> [WHAT THE TASK REQUIRES]: Pull out every line from the listing that has the word "xlabel".

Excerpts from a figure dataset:
========================================================================

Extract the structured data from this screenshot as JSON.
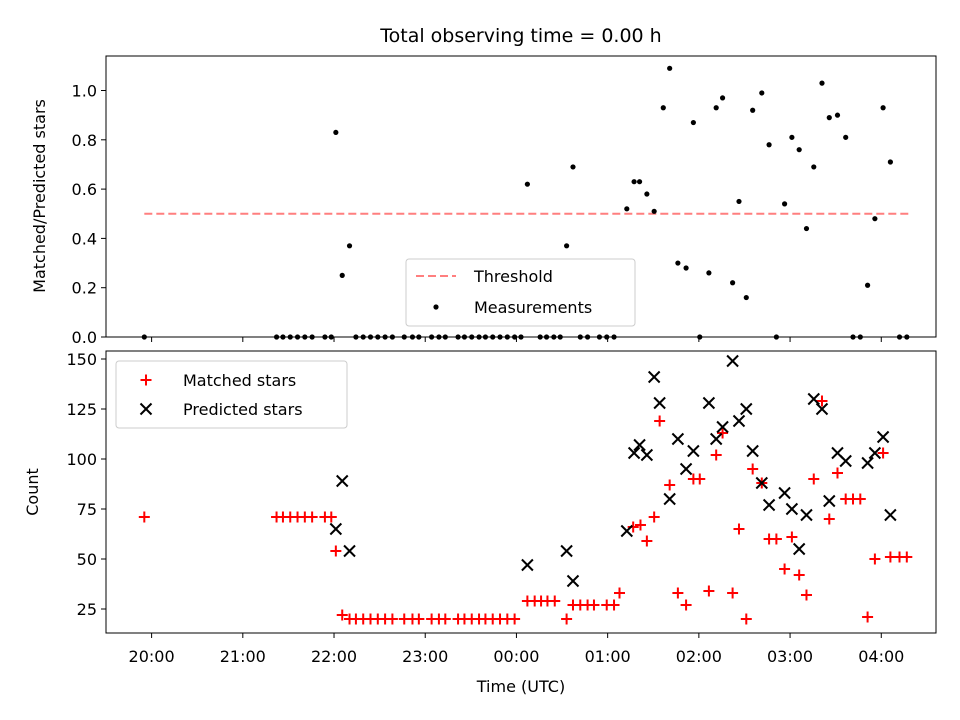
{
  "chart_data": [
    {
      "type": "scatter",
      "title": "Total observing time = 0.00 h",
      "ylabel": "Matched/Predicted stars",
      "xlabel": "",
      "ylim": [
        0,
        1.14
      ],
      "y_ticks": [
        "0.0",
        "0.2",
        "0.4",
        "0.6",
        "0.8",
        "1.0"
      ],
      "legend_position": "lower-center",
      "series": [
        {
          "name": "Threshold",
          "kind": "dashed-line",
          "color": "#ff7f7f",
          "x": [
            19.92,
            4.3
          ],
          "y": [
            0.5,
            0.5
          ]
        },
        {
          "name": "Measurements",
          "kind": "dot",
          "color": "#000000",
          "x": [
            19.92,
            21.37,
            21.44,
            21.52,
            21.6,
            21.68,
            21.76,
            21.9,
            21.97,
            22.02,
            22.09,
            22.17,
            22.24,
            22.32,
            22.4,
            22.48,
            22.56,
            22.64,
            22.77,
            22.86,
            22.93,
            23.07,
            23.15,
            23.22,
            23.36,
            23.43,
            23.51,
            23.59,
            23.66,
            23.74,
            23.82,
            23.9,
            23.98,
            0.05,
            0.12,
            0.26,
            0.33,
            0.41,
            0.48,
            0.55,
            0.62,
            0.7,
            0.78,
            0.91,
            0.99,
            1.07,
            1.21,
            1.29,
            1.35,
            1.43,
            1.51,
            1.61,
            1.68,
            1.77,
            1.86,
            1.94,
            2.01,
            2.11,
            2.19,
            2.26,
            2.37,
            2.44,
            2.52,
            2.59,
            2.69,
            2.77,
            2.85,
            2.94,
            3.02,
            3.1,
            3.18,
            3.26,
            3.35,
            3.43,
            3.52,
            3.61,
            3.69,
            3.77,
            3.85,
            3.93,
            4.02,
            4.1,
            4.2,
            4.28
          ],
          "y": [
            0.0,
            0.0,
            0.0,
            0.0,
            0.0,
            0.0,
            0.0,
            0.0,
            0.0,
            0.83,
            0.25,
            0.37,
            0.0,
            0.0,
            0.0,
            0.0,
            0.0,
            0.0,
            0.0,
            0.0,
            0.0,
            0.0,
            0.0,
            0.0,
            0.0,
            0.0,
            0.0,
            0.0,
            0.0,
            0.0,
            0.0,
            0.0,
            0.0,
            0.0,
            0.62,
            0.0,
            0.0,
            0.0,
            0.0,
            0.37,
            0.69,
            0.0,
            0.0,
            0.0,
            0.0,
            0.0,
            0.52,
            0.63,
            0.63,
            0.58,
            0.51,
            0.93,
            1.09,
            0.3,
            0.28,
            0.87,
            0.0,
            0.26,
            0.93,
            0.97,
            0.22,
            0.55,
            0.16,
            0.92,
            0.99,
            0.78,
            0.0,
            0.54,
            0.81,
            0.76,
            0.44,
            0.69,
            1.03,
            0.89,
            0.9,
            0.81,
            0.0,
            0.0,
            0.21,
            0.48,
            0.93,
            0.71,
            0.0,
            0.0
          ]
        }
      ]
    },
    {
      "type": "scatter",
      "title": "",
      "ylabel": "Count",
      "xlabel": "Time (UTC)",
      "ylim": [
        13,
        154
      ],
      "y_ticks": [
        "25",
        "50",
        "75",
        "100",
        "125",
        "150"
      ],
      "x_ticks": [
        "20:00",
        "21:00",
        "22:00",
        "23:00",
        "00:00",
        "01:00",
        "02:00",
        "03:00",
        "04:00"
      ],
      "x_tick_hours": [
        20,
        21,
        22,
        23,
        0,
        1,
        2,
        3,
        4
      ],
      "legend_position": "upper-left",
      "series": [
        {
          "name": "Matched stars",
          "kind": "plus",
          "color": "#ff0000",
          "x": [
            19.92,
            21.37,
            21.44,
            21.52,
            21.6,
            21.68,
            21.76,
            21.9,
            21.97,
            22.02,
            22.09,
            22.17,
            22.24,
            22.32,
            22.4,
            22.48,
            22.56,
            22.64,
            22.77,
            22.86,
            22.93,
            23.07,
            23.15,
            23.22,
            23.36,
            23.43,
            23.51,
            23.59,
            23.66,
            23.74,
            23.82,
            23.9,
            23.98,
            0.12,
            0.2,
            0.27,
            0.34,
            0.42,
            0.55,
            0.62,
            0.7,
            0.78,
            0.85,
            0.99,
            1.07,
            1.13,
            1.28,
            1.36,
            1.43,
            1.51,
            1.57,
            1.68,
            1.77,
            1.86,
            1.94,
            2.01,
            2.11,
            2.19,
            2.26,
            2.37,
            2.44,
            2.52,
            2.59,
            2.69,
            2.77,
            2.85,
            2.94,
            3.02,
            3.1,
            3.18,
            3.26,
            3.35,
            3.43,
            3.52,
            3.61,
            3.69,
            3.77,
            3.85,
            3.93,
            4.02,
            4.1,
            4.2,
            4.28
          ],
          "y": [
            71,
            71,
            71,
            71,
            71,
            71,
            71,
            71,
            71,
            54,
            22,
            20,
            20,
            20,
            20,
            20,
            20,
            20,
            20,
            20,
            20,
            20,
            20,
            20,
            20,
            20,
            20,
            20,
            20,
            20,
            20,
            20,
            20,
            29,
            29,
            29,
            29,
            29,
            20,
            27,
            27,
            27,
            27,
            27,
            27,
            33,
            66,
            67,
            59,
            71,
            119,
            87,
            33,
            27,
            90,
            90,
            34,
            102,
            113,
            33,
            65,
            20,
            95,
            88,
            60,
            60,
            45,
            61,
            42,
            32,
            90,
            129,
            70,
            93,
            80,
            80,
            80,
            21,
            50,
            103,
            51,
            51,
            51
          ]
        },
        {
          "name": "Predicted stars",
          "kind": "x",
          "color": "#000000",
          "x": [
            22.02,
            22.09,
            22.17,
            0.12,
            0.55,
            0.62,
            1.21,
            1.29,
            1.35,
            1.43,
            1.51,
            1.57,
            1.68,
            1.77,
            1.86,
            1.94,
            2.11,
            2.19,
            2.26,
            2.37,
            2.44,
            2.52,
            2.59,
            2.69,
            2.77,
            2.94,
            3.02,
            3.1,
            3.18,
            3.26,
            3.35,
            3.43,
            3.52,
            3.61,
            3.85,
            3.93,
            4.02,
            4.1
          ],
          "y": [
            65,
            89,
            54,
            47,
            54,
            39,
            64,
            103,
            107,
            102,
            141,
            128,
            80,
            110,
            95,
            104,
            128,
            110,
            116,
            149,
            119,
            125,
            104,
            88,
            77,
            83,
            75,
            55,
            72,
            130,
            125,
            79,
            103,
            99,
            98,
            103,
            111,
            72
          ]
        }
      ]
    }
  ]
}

========================================================================

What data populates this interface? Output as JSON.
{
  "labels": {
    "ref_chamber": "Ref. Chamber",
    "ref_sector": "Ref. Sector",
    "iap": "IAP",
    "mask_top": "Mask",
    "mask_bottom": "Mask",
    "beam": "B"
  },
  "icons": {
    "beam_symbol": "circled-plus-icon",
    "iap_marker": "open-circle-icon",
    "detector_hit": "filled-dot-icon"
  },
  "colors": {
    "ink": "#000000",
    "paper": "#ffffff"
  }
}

========================================================================

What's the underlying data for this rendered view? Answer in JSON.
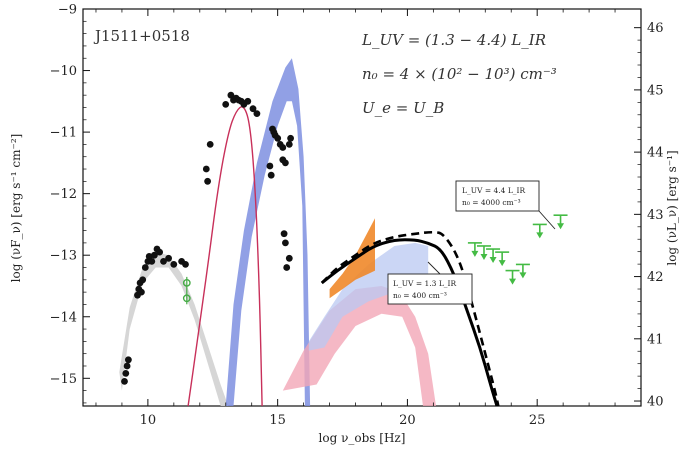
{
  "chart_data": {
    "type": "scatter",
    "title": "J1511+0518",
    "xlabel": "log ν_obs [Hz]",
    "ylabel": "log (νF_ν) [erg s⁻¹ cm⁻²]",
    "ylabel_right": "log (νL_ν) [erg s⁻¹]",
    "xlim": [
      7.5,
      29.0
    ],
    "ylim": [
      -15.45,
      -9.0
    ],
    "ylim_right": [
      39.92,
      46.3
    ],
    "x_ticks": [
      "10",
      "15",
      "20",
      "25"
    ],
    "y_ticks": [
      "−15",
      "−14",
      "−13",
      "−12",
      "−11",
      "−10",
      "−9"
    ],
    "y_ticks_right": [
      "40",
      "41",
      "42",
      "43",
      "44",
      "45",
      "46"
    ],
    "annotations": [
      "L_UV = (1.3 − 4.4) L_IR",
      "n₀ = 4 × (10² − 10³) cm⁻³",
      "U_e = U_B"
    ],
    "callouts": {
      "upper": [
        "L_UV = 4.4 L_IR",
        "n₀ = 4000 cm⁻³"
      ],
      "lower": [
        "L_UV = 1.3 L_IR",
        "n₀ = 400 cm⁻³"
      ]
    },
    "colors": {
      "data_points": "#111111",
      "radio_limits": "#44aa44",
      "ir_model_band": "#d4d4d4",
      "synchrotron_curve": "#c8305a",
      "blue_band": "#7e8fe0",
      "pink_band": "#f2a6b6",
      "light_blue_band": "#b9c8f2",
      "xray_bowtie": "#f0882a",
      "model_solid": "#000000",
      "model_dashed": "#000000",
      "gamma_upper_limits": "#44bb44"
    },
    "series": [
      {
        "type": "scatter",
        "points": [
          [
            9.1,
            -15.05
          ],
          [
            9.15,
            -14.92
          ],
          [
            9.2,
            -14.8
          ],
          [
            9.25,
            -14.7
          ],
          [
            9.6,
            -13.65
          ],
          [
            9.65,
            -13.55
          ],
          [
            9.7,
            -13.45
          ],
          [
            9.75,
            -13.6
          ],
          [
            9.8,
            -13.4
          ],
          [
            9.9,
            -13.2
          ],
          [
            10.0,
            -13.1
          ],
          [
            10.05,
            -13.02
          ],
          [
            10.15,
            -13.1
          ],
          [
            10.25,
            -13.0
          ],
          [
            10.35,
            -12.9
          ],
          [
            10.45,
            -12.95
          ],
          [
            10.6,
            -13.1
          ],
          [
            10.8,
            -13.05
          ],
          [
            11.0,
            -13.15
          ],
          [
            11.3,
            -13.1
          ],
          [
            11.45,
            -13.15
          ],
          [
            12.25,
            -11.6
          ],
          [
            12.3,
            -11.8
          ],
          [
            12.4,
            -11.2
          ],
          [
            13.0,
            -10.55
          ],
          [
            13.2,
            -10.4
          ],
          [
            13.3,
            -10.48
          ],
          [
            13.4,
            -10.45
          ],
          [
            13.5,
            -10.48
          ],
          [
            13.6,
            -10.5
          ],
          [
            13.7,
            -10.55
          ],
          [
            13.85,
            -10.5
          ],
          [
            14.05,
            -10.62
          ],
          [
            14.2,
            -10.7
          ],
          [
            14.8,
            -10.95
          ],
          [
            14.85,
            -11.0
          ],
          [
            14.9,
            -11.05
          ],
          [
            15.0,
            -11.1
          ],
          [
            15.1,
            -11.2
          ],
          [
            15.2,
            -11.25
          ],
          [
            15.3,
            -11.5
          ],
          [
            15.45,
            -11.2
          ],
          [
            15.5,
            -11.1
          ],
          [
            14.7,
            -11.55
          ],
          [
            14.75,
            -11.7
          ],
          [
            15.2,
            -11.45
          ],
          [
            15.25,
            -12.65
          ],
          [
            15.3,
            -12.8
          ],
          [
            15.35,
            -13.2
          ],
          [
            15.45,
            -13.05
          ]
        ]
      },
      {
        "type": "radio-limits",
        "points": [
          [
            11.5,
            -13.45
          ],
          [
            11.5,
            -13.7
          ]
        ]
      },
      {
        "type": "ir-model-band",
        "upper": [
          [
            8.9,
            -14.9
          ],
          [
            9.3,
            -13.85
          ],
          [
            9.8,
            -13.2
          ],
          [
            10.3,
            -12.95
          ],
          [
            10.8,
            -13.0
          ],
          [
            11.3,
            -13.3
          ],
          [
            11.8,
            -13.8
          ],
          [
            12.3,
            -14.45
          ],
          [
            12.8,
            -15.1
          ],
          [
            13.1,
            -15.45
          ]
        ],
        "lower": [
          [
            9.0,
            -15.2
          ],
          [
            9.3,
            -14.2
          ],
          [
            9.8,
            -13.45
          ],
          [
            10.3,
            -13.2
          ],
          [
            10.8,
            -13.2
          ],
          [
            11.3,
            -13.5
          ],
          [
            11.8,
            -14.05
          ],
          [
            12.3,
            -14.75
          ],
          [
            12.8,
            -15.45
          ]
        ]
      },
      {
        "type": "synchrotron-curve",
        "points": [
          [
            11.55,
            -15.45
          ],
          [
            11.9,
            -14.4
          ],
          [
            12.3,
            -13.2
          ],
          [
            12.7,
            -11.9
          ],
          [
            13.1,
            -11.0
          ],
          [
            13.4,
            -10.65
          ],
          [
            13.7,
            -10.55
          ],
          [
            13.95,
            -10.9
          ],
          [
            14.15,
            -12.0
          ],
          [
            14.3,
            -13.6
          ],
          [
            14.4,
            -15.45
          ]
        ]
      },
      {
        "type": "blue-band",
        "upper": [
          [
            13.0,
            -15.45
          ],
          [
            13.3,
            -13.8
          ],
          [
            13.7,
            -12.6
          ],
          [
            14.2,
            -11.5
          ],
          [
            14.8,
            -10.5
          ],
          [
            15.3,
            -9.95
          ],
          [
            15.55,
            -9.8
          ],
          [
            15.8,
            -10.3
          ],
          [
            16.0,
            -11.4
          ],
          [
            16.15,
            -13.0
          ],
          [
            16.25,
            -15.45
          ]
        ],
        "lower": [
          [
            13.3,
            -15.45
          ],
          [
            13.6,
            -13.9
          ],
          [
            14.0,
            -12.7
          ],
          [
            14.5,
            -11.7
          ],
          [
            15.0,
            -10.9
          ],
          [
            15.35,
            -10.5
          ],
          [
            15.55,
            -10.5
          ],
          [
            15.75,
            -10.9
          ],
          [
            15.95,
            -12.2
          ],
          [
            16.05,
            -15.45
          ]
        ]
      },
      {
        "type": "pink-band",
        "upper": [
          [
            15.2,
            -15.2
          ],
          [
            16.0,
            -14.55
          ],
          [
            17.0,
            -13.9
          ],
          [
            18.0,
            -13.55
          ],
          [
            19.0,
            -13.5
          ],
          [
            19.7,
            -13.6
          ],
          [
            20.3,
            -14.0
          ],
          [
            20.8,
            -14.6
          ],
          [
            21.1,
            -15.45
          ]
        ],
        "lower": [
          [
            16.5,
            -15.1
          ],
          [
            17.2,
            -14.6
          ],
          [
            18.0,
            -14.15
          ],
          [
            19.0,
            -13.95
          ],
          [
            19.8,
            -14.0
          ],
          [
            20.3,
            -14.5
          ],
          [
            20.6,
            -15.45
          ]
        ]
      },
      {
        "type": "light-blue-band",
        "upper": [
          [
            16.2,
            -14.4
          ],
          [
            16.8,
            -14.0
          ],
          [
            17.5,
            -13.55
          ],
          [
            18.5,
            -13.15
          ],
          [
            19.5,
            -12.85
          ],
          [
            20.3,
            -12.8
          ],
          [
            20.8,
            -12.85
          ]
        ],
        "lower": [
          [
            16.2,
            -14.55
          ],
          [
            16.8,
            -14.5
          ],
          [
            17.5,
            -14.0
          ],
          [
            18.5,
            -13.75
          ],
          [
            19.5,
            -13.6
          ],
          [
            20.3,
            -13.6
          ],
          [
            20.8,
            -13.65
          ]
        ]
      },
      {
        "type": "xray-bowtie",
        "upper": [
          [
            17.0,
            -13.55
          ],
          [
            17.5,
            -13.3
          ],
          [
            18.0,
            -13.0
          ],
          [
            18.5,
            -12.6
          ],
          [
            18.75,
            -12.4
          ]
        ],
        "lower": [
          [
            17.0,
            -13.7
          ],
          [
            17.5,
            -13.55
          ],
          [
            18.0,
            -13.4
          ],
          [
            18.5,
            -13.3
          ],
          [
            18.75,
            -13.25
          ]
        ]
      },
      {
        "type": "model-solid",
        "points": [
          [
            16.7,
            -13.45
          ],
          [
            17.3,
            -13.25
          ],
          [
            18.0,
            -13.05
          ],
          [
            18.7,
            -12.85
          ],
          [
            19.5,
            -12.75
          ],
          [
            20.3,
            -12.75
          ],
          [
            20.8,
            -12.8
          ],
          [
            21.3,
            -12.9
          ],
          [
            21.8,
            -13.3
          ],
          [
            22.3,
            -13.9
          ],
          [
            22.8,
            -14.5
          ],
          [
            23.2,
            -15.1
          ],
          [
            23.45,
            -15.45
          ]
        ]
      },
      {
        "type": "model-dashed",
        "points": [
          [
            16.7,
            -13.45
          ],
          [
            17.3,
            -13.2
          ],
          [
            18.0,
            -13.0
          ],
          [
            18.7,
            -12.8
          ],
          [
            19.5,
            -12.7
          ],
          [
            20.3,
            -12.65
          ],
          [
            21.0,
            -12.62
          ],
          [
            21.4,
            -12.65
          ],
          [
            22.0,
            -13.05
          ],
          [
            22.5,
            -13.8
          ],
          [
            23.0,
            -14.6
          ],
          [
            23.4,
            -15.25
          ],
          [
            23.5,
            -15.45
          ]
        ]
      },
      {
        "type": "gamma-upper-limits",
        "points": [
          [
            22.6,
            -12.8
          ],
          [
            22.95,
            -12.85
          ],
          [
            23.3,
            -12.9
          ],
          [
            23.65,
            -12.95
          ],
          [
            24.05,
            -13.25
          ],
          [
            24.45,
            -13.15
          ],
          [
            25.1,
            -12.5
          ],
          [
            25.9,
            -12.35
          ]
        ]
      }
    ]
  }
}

========================================================================

> [WRITTEN REPLY]:
      "xlabel": "",
      "xlabel": "Time (UTC)",
    "xlabel": "log ν_obs [Hz]",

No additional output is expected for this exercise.